[Figure collection entries]
[Start of section]

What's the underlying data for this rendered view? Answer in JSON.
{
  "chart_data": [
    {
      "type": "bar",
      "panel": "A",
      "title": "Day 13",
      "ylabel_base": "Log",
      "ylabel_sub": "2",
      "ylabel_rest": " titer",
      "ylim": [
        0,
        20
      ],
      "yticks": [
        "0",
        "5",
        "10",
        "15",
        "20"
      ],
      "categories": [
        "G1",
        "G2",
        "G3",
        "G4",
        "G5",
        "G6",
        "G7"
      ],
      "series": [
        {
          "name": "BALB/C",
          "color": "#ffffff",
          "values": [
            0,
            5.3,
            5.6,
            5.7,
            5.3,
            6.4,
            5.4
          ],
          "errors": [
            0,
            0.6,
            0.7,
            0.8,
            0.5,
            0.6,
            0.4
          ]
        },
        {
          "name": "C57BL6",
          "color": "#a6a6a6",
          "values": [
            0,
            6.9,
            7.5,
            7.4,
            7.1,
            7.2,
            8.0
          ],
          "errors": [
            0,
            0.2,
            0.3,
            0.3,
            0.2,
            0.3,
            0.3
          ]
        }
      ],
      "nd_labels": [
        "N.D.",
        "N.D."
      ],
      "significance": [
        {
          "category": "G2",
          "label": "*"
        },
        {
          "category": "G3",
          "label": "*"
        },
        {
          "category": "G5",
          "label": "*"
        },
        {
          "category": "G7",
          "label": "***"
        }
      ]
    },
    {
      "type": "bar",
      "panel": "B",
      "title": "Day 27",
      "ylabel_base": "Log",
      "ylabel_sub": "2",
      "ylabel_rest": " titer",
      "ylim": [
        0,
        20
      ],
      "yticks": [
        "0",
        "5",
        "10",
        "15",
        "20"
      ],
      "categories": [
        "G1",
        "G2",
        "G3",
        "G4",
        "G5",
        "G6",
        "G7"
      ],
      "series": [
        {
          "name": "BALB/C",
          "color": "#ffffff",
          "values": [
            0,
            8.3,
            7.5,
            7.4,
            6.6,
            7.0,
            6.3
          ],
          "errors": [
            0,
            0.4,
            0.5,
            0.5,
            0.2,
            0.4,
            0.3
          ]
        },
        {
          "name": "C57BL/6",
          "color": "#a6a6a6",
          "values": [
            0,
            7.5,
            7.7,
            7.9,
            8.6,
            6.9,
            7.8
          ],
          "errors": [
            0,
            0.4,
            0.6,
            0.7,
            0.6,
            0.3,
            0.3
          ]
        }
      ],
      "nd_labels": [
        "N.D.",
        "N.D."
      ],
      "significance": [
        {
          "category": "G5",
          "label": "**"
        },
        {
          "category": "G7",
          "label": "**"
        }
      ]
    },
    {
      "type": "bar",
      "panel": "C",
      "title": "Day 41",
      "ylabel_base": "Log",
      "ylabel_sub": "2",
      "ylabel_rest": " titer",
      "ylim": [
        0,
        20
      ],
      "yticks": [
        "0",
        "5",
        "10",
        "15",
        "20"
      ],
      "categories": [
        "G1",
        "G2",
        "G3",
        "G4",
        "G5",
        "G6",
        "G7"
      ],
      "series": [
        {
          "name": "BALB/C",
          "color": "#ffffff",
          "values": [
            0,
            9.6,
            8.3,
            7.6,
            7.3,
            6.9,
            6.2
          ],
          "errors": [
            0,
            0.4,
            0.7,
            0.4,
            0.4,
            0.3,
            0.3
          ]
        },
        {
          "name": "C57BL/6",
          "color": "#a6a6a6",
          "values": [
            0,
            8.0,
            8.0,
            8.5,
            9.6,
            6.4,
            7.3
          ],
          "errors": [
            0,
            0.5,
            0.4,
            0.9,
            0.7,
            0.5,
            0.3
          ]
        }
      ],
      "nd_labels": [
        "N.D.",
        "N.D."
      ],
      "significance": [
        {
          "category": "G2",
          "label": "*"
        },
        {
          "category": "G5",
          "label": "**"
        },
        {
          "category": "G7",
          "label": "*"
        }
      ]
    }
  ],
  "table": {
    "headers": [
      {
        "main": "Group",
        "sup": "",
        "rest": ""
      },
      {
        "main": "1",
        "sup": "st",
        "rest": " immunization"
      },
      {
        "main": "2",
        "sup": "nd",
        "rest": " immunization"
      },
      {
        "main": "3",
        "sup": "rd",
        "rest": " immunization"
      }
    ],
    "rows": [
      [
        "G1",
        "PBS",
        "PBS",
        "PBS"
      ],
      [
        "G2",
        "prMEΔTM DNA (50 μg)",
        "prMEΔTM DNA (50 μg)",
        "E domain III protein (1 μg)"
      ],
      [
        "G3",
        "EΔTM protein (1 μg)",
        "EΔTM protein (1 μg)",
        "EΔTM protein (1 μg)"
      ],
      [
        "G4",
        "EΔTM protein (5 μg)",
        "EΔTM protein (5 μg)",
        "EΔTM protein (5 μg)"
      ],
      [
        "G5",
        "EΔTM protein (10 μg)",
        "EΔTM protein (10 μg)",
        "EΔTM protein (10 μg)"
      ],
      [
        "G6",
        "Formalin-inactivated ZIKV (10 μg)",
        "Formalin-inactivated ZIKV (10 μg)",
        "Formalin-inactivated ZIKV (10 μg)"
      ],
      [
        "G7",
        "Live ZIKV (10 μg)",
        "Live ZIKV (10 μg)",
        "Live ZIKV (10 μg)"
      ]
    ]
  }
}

[End of section]

- **Description of the task**: If a line of the records includes the string "protein", copy it out.

- **Written response**:
        "E domain III protein (1 μg)"
        "EΔTM protein (1 μg)",
        "EΔTM protein (1 μg)",
        "EΔTM protein (1 μg)"
        "EΔTM protein (5 μg)",
        "EΔTM protein (5 μg)",
        "EΔTM protein (5 μg)"
        "EΔTM protein (10 μg)",
        "EΔTM protein (10 μg)",
        "EΔTM protein (10 μg)"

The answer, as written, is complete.